* [Exercise requirements]: Your task is to give the data again, exactly, with every line intact.

+ + + + +

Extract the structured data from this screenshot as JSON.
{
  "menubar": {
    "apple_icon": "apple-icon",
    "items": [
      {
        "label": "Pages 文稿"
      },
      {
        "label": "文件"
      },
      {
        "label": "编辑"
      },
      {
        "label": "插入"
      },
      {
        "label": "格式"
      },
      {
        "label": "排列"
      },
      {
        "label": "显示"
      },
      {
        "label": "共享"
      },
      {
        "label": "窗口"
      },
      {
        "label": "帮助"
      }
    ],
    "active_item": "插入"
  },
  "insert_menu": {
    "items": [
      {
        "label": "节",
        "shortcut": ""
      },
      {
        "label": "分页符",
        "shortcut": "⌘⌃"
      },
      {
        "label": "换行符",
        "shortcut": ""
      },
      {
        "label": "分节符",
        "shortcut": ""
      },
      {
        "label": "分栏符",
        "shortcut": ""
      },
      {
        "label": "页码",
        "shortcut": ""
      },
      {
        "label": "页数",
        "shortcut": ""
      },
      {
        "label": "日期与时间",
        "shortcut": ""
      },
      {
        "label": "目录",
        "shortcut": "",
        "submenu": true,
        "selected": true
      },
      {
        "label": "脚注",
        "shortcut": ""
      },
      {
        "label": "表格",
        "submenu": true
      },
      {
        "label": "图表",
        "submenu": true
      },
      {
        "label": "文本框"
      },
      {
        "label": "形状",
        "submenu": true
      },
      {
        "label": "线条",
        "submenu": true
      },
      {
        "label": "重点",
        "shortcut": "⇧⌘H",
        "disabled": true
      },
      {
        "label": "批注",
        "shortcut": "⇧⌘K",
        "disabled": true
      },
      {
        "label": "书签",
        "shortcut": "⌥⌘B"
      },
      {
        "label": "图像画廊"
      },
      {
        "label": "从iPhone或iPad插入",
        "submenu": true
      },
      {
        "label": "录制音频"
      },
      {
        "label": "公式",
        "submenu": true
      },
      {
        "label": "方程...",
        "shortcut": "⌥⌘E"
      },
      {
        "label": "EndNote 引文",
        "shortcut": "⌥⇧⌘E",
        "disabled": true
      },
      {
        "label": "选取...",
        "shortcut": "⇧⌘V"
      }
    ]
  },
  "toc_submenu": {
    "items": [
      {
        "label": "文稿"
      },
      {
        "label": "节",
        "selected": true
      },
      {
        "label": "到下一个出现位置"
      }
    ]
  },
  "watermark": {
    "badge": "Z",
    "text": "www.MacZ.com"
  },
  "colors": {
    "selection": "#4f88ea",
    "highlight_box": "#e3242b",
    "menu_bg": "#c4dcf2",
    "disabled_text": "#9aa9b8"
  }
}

+ + + + +

* [Result of this exercise]:
Extract the structured data from this screenshot as JSON.
{
  "menubar": {
    "apple_icon": "apple-icon",
    "items": [
      {
        "label": "Pages 文稿"
      },
      {
        "label": "文件"
      },
      {
        "label": "编辑"
      },
      {
        "label": "插入"
      },
      {
        "label": "格式"
      },
      {
        "label": "排列"
      },
      {
        "label": "显示"
      },
      {
        "label": "共享"
      },
      {
        "label": "窗口"
      },
      {
        "label": "帮助"
      }
    ],
    "active_item": "插入"
  },
  "insert_menu": {
    "items": [
      {
        "label": "节",
        "shortcut": ""
      },
      {
        "label": "分页符",
        "shortcut": "⌘⌃"
      },
      {
        "label": "换行符",
        "shortcut": ""
      },
      {
        "label": "分节符",
        "shortcut": ""
      },
      {
        "label": "分栏符",
        "shortcut": ""
      },
      {
        "label": "页码",
        "shortcut": ""
      },
      {
        "label": "页数",
        "shortcut": ""
      },
      {
        "label": "日期与时间",
        "shortcut": ""
      },
      {
        "label": "目录",
        "shortcut": "",
        "submenu": true,
        "selected": true
      },
      {
        "label": "脚注",
        "shortcut": ""
      },
      {
        "label": "表格",
        "submenu": true
      },
      {
        "label": "图表",
        "submenu": true
      },
      {
        "label": "文本框"
      },
      {
        "label": "形状",
        "submenu": true
      },
      {
        "label": "线条",
        "submenu": true
      },
      {
        "label": "重点",
        "shortcut": "⇧⌘H",
        "disabled": true
      },
      {
        "label": "批注",
        "shortcut": "⇧⌘K",
        "disabled": true
      },
      {
        "label": "书签",
        "shortcut": "⌥⌘B"
      },
      {
        "label": "图像画廊"
      },
      {
        "label": "从iPhone或iPad插入",
        "submenu": true
      },
      {
        "label": "录制音频"
      },
      {
        "label": "公式",
        "submenu": true
      },
      {
        "label": "方程...",
        "shortcut": "⌥⌘E"
      },
      {
        "label": "EndNote 引文",
        "shortcut": "⌥⇧⌘E",
        "disabled": true
      },
      {
        "label": "选取...",
        "shortcut": "⇧⌘V"
      }
    ]
  },
  "toc_submenu": {
    "items": [
      {
        "label": "文稿"
      },
      {
        "label": "节",
        "selected": true
      },
      {
        "label": "到下一个出现位置"
      }
    ]
  },
  "watermark": {
    "badge": "Z",
    "text": "www.MacZ.com"
  },
  "colors": {
    "selection": "#4f88ea",
    "highlight_box": "#e3242b",
    "menu_bg": "#c4dcf2",
    "disabled_text": "#9aa9b8"
  }
}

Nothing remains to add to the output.